Pick out the lines below that include the string "this".
━━━━━━━━
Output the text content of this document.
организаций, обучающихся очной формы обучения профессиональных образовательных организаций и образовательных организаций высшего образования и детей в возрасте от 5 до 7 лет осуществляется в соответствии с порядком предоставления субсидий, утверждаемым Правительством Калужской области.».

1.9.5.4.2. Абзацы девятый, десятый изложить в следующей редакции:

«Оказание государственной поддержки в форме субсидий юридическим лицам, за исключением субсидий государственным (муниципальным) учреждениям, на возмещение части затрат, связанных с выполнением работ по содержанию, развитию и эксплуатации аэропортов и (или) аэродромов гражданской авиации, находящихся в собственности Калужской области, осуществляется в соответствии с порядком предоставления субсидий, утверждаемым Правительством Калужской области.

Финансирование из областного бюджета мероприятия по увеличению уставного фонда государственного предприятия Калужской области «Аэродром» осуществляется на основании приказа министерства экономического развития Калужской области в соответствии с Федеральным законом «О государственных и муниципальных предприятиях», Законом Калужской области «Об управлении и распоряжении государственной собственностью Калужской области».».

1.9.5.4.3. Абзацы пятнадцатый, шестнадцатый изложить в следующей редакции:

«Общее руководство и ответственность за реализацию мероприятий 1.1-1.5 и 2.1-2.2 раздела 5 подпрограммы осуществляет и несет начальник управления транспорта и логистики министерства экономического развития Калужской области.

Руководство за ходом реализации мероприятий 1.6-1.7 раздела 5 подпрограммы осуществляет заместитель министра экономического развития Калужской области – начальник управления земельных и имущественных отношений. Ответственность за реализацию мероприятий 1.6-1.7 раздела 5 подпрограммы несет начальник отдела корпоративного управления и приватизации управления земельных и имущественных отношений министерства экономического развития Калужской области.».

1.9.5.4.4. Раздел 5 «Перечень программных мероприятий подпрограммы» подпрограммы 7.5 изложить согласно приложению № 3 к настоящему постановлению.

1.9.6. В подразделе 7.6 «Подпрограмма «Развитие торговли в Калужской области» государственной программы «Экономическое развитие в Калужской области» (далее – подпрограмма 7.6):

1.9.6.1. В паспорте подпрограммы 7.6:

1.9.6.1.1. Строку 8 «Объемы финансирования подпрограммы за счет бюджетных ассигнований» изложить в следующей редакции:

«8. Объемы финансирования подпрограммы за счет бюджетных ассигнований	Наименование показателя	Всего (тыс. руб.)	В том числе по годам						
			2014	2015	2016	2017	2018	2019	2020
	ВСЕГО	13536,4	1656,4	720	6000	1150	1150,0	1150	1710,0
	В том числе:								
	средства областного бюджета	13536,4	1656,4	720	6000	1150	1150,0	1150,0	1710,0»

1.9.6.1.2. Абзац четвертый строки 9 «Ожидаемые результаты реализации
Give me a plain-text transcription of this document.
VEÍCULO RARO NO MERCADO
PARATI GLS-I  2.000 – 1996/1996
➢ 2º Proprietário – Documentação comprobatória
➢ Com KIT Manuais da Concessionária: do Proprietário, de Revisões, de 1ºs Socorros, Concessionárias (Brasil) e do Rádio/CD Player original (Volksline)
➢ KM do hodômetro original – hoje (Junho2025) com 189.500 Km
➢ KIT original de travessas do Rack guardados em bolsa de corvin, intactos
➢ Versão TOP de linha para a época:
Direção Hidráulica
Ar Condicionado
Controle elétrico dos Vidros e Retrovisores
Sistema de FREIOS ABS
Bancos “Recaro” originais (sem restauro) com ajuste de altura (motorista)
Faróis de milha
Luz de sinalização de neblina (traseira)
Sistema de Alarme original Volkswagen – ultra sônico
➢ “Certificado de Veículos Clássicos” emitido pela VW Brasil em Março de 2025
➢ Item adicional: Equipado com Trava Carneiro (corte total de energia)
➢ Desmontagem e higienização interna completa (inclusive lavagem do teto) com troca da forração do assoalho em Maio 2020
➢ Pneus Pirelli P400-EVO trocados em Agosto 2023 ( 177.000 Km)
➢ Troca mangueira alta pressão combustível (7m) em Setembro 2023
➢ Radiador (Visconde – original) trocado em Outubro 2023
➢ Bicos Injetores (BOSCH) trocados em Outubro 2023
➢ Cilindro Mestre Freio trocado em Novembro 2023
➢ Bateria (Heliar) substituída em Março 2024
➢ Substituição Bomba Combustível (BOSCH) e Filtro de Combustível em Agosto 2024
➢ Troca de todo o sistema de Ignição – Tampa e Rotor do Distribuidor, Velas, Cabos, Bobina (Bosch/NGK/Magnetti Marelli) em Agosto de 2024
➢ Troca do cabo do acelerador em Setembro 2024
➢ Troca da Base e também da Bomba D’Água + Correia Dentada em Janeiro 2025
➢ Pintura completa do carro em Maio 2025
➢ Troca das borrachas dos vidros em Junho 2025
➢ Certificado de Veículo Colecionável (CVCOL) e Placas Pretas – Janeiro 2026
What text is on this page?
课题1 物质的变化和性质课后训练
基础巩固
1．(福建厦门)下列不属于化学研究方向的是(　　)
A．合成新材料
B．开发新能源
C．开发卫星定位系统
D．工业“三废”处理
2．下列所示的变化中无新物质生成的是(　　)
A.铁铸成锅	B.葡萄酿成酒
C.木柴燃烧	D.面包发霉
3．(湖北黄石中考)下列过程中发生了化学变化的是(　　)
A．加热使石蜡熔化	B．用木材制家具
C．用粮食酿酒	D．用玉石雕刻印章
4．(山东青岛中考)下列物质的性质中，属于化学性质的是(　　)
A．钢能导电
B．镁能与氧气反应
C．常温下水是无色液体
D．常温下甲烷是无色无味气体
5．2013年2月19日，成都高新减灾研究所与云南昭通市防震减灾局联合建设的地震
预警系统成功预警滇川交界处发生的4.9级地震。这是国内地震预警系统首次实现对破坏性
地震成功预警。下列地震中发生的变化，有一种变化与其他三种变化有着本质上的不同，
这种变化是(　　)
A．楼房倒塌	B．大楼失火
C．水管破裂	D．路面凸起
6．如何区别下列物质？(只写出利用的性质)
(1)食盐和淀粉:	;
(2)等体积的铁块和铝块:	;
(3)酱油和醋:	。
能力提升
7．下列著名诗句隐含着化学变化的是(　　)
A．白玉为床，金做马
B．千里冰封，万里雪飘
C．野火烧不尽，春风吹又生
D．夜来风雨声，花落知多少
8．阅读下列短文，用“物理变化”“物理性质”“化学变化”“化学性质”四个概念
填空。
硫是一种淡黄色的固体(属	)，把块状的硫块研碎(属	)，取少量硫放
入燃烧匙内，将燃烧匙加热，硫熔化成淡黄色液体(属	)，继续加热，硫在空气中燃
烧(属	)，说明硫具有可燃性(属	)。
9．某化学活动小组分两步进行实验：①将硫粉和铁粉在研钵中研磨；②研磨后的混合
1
━━━━━━━━
● Final result
Output the text content of this document.
Give me a plain-text transcription of this document.
What text is on this page?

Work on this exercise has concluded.